## Begin Records shown

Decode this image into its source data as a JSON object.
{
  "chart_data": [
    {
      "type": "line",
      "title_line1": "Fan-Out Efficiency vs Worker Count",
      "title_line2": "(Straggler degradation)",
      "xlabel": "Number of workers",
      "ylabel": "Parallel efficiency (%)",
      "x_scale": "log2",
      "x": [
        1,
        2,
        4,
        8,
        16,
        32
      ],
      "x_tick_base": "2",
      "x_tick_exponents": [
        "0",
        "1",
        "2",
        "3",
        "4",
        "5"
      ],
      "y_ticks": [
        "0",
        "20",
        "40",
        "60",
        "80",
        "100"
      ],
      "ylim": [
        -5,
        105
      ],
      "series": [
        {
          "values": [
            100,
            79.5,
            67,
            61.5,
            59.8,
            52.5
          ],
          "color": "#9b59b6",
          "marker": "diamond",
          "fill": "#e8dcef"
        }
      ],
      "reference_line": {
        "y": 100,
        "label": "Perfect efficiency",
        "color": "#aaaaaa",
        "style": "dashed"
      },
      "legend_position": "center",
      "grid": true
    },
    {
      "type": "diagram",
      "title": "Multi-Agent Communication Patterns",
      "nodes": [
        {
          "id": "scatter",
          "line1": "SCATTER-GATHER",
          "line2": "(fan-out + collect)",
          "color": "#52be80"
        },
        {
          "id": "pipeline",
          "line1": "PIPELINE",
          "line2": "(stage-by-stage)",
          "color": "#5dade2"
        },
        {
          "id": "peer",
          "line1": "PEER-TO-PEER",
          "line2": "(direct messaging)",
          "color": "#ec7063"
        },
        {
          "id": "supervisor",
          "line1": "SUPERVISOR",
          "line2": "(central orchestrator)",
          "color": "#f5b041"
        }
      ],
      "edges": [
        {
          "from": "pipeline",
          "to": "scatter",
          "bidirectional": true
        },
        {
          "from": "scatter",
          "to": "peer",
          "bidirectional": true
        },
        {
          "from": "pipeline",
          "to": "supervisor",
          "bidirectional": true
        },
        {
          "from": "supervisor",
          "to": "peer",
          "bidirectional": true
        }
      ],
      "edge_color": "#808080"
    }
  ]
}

## End Records shown
## Begin Records shown

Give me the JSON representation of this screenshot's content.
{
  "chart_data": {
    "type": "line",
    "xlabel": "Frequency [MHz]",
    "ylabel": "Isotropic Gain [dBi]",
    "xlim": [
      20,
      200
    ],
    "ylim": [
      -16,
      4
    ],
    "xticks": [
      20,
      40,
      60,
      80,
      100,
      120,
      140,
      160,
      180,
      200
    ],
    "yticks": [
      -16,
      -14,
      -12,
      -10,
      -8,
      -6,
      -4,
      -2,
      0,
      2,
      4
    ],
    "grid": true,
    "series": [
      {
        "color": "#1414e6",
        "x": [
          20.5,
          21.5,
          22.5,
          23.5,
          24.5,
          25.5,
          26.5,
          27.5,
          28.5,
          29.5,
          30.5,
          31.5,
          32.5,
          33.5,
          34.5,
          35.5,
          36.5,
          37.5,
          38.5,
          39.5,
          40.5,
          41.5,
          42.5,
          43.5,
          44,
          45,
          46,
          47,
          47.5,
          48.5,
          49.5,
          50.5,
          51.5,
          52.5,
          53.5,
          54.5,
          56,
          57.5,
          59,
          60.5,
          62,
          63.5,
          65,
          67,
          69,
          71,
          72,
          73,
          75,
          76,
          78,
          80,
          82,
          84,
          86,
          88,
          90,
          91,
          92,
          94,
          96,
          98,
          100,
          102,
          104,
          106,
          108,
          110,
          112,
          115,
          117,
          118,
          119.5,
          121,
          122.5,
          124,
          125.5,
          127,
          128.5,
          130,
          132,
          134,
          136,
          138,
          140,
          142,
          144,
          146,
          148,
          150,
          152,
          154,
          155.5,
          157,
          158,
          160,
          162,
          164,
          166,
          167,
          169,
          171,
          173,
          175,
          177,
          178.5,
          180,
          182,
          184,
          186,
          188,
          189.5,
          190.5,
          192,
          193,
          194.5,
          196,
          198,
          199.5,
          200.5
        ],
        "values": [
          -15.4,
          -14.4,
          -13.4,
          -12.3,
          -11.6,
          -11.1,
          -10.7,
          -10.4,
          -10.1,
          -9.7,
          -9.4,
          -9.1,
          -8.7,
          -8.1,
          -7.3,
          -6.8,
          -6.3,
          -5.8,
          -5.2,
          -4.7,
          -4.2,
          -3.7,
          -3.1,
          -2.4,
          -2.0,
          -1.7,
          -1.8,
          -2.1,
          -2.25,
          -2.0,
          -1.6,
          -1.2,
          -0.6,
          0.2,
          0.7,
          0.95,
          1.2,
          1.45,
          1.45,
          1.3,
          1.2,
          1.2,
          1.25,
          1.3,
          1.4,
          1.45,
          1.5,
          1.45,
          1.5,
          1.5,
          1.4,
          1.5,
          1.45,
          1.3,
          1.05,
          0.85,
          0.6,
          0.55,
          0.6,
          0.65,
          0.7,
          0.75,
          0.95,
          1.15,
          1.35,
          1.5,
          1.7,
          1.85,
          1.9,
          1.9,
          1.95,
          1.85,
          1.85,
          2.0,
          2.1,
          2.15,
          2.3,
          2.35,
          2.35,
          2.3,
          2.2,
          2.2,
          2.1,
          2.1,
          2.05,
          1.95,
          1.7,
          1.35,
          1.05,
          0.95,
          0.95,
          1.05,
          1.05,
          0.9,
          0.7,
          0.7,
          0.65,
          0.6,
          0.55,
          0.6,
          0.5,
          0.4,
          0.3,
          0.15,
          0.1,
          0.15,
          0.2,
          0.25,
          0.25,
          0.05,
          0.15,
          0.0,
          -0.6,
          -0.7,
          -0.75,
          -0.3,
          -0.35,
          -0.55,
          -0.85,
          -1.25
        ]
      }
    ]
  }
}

## End Records shown
## Begin Records shown

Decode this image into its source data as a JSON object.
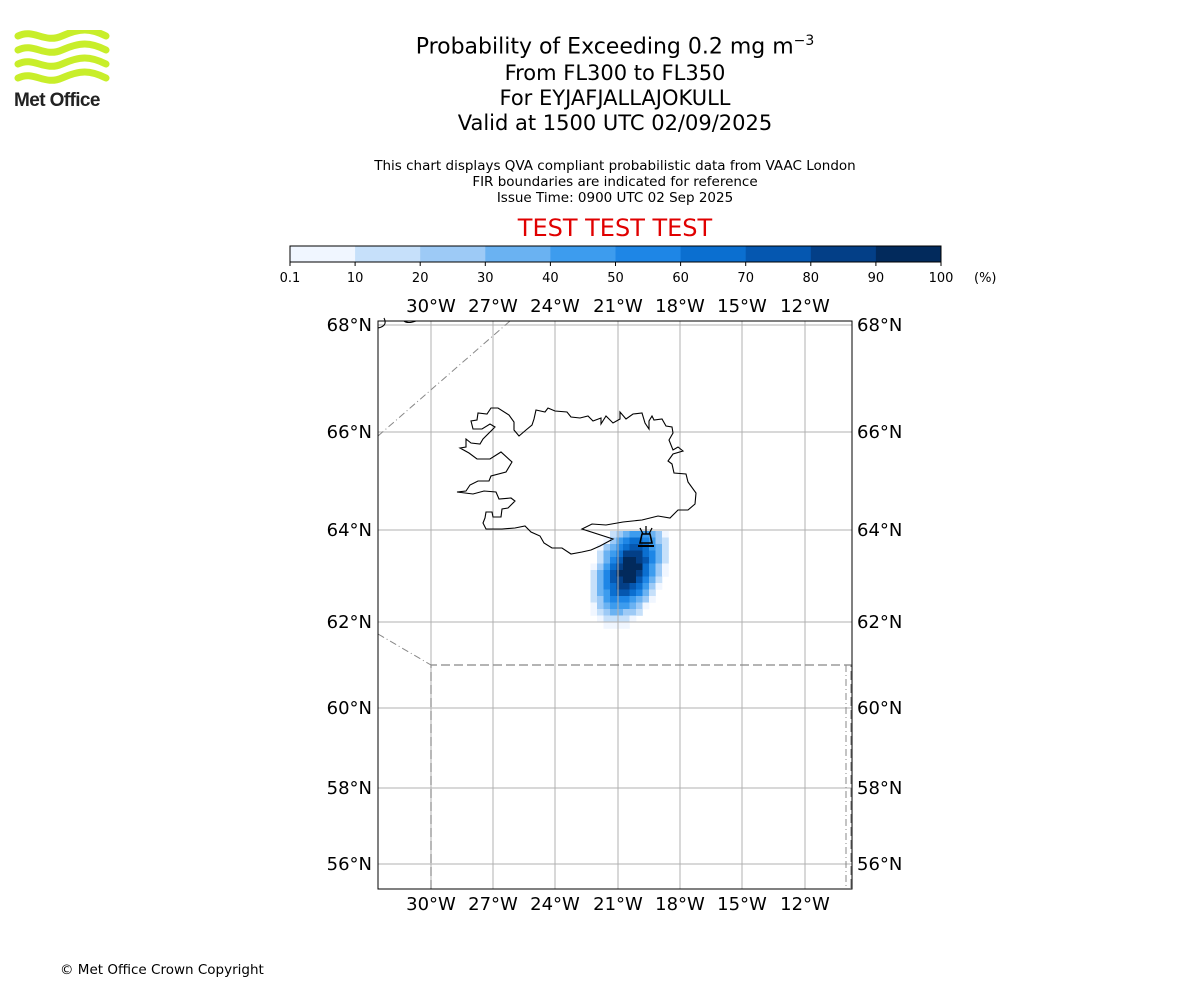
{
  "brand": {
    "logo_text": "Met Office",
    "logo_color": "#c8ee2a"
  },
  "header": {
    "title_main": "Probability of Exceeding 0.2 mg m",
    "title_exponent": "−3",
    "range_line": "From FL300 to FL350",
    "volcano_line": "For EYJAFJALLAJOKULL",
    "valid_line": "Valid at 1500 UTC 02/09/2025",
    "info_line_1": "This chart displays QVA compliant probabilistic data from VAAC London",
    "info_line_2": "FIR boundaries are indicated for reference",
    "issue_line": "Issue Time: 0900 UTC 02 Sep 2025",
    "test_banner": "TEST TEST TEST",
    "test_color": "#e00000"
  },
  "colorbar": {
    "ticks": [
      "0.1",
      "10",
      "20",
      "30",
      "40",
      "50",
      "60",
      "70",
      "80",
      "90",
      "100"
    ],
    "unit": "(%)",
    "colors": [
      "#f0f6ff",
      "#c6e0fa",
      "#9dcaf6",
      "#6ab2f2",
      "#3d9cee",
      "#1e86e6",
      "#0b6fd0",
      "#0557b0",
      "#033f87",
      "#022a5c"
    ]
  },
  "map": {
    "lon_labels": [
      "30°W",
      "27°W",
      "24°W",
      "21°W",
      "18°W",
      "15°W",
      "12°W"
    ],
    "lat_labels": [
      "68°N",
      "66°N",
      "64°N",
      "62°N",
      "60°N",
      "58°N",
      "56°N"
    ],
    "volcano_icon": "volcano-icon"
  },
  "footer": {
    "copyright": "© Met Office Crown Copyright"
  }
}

## End Records shown

What to do: Check each line of the entries above for the word "xlabel". List the ones that have it.

Full response:
      "xlabel": "Number of workers",
    "xlabel": "Frequency [MHz]",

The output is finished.